**What is needed:** Transcribe precisely those lines of the listing that fall between the line containing "What does this" and the last line, inclusive of both.

** begin Records shown **

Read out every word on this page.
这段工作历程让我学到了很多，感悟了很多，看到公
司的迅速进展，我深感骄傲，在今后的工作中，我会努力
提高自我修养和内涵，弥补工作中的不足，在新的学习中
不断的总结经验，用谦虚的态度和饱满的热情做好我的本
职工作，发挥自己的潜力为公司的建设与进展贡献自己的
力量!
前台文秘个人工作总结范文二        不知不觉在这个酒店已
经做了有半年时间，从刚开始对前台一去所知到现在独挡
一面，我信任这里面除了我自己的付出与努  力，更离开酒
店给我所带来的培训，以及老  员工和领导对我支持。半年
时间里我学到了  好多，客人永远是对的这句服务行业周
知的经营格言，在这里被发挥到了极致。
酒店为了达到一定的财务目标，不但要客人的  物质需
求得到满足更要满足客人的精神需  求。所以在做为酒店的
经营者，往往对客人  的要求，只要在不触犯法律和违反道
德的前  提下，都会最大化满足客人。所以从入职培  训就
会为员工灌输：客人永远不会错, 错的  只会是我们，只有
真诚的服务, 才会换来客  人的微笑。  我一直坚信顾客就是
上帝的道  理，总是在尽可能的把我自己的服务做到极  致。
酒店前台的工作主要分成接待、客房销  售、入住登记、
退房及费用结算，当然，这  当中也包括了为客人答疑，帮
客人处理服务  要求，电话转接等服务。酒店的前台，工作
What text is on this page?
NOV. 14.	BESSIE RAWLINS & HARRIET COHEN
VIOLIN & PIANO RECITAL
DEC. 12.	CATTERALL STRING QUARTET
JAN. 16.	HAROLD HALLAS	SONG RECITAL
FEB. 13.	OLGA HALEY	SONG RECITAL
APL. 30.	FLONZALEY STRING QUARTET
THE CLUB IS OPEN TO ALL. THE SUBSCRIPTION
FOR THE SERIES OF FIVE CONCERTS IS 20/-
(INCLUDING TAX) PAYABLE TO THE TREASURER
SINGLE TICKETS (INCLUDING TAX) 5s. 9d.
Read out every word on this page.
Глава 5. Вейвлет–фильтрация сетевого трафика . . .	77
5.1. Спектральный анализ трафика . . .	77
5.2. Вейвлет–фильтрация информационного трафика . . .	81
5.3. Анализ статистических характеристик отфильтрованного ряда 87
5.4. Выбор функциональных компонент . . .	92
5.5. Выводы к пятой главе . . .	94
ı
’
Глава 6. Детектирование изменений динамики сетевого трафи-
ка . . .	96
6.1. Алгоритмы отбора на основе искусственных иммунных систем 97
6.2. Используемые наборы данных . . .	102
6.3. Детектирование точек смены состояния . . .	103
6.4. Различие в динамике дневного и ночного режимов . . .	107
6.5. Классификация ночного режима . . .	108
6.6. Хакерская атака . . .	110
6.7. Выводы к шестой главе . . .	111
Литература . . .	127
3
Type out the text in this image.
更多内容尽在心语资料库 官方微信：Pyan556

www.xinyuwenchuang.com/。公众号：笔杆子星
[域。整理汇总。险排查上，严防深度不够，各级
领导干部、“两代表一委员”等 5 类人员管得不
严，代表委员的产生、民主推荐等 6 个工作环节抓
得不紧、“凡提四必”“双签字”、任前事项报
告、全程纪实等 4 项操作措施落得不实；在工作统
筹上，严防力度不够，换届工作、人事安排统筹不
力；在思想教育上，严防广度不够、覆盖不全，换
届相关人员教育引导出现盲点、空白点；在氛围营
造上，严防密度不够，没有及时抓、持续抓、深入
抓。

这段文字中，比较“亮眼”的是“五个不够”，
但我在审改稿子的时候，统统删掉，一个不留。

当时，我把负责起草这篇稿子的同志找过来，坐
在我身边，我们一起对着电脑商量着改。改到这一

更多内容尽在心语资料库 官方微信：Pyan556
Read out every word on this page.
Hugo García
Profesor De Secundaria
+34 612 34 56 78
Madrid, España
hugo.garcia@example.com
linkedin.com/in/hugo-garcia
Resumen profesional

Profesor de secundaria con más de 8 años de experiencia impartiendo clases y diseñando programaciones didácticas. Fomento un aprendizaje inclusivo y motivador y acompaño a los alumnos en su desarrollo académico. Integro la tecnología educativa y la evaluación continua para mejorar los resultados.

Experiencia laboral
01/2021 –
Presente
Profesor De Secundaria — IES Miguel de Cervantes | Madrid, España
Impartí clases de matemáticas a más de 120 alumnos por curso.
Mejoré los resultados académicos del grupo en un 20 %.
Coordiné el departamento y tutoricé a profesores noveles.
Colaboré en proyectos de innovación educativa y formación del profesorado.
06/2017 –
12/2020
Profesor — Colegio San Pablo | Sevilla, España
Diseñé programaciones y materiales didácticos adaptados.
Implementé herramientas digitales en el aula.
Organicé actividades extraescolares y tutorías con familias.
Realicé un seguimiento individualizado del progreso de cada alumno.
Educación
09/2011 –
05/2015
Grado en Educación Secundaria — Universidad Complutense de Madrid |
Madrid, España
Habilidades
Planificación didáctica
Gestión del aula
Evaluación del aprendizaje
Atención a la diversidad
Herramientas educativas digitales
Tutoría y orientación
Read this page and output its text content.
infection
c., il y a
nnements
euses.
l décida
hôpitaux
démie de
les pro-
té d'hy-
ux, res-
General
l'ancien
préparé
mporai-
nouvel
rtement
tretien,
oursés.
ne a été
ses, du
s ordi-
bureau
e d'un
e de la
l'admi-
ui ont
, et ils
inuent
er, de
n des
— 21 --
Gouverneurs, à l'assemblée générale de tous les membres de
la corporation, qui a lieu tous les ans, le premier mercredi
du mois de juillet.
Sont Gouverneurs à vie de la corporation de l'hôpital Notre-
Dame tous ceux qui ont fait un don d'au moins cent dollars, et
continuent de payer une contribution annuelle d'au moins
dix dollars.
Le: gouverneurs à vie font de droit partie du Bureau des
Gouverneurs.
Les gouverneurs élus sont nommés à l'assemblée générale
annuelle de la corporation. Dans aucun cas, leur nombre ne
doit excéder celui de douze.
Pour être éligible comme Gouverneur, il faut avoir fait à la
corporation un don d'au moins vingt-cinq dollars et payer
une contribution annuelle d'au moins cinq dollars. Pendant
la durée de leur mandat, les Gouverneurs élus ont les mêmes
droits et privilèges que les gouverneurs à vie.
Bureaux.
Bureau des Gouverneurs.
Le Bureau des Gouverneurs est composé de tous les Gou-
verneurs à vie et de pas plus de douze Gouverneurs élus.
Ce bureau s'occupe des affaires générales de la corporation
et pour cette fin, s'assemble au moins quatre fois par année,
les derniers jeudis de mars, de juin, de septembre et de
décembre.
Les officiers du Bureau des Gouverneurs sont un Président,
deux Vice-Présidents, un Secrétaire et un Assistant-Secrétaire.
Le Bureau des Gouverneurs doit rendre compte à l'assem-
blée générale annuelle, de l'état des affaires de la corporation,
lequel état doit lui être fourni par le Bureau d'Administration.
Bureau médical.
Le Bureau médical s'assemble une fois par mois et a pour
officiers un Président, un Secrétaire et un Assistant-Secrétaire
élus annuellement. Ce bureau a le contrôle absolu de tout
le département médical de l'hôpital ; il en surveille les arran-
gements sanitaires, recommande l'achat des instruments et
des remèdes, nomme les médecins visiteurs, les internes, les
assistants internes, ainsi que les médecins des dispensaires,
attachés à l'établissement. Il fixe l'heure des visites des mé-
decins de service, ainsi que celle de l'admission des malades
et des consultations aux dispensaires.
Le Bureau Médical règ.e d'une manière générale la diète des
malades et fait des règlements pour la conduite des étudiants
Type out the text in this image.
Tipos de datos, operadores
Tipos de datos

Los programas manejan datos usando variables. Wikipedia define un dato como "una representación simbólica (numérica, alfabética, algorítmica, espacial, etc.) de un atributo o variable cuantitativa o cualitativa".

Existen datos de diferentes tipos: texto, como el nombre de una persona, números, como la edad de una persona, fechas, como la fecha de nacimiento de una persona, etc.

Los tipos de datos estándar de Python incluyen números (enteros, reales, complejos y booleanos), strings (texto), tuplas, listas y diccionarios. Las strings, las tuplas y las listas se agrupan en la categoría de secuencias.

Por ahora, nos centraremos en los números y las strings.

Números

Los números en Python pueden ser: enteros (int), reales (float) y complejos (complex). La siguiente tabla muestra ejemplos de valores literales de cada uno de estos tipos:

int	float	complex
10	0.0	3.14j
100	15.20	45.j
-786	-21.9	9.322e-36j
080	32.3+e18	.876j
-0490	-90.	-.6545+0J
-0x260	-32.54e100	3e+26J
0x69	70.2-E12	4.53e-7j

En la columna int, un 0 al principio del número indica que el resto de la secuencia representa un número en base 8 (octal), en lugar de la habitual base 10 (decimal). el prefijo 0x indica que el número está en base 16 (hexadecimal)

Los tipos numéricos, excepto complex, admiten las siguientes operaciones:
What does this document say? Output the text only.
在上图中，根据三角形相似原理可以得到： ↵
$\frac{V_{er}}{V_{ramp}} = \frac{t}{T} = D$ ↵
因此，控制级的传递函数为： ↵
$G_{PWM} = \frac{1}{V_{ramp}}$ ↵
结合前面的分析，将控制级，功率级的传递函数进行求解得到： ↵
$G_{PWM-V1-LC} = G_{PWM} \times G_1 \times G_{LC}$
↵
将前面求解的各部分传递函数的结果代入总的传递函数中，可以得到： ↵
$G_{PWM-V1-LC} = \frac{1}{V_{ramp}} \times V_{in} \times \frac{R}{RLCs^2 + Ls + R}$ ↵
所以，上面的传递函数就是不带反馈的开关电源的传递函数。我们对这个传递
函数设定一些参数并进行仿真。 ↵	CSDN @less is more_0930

** end Records shown **

**Solution:**
What does this document say? Output the text only.
在上图中，根据三角形相似原理可以得到： ↵
$\frac{V_{er}}{V_{ramp}} = \frac{t}{T} = D$ ↵
因此，控制级的传递函数为： ↵
$G_{PWM} = \frac{1}{V_{ramp}}$ ↵
结合前面的分析，将控制级，功率级的传递函数进行求解得到： ↵
$G_{PWM-V1-LC} = G_{PWM} \times G_1 \times G_{LC}$
↵
将前面求解的各部分传递函数的结果代入总的传递函数中，可以得到： ↵
$G_{PWM-V1-LC} = \frac{1}{V_{ramp}} \times V_{in} \times \frac{R}{RLCs^2 + Ls + R}$ ↵
所以，上面的传递函数就是不带反馈的开关电源的传递函数。我们对这个传递
函数设定一些参数并进行仿真。 ↵	CSDN @less is more_0930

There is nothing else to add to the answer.